- _TO BE DONE_
Determine which lines contain the word "Wallets", then copy those lines.

- _RECORDS FOR THIS TASK_
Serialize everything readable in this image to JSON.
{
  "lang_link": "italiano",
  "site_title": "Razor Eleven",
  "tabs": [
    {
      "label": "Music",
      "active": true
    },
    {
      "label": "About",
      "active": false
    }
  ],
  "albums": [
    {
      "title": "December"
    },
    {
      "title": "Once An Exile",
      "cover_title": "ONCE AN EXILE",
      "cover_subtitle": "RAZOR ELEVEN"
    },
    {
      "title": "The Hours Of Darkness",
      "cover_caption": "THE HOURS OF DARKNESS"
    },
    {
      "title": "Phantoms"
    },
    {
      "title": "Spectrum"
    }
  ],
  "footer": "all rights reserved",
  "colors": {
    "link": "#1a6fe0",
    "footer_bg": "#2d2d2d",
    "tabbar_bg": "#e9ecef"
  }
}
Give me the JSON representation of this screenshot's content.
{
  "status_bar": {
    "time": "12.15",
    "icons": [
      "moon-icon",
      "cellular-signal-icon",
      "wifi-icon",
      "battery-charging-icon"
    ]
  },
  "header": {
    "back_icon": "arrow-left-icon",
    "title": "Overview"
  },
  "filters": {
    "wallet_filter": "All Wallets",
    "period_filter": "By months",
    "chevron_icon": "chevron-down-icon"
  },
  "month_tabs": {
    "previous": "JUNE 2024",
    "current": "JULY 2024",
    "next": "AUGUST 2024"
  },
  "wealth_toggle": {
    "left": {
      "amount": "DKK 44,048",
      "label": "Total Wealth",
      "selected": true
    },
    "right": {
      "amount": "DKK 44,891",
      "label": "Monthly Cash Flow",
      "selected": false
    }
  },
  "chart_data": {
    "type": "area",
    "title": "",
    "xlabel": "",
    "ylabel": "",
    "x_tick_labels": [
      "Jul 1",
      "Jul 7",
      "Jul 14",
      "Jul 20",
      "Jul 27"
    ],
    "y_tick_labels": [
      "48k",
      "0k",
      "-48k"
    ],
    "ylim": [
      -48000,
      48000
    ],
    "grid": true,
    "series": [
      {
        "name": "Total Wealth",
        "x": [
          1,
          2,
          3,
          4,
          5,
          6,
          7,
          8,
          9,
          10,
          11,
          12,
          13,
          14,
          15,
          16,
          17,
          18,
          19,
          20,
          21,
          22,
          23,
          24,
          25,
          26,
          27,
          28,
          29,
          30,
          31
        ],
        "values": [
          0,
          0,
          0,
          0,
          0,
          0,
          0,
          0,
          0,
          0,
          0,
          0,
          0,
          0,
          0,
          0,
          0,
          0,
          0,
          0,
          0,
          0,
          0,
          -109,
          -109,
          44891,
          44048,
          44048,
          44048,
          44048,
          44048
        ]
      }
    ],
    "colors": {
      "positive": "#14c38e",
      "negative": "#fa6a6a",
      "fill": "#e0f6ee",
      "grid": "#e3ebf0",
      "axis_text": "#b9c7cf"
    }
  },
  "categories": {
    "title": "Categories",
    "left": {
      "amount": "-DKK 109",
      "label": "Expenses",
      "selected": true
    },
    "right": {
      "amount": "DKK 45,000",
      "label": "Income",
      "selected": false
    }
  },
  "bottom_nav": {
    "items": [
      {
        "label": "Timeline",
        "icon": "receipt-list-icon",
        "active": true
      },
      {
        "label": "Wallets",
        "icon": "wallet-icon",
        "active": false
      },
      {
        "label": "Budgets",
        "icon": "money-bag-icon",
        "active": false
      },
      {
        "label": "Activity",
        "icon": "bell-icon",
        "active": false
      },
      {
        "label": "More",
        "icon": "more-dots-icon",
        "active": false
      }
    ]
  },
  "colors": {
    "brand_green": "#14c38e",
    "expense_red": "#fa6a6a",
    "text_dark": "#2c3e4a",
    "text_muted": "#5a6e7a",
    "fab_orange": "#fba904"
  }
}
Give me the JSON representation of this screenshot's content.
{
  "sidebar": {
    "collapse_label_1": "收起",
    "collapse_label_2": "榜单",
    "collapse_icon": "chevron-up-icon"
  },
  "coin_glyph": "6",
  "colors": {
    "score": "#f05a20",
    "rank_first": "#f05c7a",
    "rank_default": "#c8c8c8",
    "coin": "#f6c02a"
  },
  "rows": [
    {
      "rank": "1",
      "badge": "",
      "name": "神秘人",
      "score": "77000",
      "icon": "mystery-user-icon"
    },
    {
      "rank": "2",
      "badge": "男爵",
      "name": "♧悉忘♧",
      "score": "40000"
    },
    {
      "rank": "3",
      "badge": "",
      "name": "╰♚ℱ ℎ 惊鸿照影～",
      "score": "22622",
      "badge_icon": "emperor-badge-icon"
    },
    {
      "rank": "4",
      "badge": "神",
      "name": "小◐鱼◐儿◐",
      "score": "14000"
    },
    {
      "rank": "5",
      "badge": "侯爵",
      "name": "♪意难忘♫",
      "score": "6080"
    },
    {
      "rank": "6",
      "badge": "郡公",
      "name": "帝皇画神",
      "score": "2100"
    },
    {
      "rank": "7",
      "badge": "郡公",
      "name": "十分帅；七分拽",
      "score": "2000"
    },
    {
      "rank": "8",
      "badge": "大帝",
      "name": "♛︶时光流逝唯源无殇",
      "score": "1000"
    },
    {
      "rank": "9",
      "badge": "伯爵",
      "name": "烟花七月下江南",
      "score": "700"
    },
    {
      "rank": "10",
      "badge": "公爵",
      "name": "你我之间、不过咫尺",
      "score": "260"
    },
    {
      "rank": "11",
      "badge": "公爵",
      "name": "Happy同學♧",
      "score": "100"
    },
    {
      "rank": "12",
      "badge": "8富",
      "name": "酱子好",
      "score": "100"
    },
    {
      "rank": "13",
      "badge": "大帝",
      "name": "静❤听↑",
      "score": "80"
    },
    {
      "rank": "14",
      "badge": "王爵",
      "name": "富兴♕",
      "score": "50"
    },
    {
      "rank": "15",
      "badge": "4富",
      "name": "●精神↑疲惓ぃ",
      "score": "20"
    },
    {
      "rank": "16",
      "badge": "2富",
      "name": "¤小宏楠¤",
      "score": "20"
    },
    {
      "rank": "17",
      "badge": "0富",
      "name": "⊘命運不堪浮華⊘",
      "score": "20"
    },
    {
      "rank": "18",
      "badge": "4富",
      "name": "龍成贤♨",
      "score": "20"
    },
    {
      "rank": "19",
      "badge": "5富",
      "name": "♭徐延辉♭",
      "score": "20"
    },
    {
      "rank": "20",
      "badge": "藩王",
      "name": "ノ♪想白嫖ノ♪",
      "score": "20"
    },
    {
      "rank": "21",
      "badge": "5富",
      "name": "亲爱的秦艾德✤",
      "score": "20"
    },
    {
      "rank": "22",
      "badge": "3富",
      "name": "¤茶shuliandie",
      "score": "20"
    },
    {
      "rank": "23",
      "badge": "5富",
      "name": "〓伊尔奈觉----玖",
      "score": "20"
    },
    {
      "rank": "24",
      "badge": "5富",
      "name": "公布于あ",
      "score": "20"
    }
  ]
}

- _SOLUTION FOR THIS PROBLEM_
    "wallet_filter": "All Wallets",
        "label": "Wallets",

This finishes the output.